▸ Requirement
In the data below, locate each line with the word "down" and list it.

═════ Provided data ═════

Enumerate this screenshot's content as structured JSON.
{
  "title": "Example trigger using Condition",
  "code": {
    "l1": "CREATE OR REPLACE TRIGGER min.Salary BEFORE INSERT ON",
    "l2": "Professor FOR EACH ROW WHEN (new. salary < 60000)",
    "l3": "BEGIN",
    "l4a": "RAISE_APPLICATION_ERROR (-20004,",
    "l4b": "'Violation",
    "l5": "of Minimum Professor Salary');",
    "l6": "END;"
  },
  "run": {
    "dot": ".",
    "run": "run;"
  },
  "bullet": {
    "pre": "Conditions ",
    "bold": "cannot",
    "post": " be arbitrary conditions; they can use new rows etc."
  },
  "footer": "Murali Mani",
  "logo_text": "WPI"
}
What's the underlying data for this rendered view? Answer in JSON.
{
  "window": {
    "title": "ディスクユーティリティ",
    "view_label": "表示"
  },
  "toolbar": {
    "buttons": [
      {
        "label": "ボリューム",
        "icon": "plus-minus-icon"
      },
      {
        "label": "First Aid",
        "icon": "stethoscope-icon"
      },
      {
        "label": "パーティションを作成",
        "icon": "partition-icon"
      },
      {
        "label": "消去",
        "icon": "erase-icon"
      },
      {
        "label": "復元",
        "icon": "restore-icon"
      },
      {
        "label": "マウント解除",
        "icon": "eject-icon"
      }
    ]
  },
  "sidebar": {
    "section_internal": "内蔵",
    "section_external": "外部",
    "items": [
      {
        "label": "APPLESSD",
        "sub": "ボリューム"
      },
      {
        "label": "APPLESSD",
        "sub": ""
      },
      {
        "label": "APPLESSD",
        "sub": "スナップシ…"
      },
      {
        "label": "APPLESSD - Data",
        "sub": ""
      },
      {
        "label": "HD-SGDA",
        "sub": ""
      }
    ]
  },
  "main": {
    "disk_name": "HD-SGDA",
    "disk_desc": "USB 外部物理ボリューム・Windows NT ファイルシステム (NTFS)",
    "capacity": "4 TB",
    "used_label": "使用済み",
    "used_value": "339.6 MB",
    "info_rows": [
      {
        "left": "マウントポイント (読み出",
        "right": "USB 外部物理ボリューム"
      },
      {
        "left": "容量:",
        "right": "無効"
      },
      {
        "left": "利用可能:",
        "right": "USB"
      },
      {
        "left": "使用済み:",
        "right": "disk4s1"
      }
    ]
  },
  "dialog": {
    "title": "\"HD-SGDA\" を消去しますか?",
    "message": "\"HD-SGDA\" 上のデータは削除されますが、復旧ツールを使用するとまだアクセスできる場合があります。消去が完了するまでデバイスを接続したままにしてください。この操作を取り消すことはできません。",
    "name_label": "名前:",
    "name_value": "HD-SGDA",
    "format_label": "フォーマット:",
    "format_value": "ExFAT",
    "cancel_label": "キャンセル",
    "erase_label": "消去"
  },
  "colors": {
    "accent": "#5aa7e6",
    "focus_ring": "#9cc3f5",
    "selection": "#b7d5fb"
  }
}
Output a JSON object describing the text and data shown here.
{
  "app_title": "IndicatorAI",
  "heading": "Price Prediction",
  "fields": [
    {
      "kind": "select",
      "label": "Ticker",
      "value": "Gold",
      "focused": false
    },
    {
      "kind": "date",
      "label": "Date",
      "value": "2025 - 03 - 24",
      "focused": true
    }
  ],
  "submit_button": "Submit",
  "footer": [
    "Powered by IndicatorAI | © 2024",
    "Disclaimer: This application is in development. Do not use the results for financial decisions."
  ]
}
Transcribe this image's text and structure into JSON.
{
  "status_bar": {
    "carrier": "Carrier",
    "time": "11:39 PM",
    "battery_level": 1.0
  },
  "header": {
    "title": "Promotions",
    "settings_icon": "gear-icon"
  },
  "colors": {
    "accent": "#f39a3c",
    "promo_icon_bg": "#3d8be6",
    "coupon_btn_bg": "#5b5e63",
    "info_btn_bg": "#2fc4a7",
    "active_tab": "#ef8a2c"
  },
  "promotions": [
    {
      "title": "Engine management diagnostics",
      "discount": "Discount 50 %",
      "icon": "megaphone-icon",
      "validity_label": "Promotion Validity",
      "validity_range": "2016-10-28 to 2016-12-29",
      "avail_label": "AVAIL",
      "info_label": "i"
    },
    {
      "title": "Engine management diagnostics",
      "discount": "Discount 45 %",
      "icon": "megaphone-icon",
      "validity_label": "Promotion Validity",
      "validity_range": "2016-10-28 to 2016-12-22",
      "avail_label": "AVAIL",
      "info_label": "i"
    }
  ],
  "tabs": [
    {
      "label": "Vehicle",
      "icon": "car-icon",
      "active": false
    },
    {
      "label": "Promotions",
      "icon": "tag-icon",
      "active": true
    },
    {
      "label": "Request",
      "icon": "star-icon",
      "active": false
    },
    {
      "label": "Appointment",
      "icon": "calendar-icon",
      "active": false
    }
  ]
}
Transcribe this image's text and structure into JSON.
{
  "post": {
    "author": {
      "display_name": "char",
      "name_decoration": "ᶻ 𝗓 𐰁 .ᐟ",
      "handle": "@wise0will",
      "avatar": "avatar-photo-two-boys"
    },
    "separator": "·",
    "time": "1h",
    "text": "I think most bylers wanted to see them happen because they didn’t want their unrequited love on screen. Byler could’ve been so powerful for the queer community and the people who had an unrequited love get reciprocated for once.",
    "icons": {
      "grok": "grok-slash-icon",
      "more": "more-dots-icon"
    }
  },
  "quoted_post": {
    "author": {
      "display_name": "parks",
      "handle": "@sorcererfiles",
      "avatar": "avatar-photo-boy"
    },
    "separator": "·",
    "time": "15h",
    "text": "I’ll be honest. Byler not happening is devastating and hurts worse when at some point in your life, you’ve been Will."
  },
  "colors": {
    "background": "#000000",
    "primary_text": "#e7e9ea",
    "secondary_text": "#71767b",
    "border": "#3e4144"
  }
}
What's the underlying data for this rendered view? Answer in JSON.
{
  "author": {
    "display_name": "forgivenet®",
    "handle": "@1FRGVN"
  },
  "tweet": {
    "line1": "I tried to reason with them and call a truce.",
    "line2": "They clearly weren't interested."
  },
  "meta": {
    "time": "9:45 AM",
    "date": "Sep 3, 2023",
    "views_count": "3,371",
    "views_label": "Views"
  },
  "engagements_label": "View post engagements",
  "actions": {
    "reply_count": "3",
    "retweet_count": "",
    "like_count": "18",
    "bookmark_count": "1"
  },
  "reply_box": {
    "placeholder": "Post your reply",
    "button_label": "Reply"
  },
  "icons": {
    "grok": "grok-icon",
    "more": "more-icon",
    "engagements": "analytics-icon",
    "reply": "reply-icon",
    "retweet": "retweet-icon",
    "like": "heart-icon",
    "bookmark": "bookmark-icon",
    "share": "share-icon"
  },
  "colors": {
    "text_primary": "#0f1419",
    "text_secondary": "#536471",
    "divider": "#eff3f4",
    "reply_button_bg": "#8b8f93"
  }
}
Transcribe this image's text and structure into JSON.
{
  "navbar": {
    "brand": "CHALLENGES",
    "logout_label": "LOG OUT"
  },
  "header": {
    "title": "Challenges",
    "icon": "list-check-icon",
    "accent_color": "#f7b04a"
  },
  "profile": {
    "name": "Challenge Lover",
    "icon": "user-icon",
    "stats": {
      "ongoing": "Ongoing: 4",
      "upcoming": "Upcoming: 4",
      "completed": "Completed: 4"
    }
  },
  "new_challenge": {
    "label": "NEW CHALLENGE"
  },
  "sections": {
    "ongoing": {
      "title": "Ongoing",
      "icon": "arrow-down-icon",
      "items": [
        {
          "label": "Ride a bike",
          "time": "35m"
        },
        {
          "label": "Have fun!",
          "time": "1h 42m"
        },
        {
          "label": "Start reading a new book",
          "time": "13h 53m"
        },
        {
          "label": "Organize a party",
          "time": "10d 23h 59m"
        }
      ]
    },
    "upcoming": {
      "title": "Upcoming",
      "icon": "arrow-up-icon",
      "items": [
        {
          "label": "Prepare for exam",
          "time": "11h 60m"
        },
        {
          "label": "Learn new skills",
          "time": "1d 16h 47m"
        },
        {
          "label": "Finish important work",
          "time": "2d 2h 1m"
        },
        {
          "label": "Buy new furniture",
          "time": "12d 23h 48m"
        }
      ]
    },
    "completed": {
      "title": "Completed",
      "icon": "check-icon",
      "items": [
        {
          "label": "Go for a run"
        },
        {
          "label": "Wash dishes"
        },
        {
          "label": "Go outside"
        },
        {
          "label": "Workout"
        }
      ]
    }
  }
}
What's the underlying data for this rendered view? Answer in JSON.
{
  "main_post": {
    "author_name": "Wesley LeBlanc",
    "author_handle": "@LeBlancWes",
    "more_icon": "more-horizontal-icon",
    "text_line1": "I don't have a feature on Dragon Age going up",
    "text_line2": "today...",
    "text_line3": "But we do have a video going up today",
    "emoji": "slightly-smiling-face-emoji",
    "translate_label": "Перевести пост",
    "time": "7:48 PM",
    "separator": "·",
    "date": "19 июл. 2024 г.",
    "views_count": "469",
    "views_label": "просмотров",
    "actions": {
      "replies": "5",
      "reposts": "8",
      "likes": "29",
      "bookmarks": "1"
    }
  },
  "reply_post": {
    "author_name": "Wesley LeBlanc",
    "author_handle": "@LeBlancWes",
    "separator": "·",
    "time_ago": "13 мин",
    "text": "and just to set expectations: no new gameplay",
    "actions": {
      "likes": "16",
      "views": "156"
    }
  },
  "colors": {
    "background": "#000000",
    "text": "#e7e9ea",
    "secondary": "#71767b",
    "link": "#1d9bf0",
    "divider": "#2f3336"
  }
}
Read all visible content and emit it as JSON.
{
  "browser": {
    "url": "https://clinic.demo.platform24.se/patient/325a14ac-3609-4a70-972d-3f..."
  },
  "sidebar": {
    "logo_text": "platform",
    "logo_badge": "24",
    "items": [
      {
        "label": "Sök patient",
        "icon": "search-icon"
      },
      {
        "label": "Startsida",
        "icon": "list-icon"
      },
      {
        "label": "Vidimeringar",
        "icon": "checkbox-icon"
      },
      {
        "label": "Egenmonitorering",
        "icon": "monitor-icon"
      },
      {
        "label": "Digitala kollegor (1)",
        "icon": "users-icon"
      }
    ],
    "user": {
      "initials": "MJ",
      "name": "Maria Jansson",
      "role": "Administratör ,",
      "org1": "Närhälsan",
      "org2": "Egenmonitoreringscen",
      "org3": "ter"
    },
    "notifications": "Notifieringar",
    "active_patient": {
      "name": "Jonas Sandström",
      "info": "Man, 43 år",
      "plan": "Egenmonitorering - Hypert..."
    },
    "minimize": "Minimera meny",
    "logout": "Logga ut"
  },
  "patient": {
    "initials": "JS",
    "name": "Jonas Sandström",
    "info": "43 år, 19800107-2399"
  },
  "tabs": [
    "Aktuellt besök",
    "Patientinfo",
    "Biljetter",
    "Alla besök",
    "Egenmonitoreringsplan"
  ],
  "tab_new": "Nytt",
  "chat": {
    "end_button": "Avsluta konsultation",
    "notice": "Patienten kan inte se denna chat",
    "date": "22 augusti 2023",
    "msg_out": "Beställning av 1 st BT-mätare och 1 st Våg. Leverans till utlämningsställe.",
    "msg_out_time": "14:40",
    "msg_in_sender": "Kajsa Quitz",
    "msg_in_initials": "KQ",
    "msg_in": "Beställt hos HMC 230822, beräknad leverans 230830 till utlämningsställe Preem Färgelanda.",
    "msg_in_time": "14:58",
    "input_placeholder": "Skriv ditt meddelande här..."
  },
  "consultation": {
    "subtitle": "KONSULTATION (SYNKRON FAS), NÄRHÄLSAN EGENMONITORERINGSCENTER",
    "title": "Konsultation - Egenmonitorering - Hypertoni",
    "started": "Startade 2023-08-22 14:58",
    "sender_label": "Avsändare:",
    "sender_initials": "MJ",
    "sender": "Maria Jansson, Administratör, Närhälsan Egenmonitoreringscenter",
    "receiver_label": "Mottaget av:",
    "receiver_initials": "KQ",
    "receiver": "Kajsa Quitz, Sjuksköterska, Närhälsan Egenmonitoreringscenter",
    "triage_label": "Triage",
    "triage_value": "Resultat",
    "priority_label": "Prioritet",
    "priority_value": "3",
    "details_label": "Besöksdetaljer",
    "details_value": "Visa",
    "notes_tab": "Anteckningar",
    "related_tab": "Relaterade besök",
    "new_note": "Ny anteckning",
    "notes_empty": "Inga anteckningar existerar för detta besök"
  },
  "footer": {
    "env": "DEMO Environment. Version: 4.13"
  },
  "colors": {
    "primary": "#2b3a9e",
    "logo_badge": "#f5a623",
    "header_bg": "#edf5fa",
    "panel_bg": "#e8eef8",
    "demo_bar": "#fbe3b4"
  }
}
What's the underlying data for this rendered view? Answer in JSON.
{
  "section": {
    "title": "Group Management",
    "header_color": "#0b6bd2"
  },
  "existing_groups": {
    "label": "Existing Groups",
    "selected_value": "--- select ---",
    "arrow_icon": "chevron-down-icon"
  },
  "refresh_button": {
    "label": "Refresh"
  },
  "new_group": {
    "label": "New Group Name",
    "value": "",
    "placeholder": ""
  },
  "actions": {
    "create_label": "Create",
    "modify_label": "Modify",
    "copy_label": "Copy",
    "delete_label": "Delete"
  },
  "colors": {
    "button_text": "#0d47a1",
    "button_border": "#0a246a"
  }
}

═════

▸ Solution for this exercise
      "icon": "arrow-down-icon",
    "arrow_icon": "chevron-down-icon"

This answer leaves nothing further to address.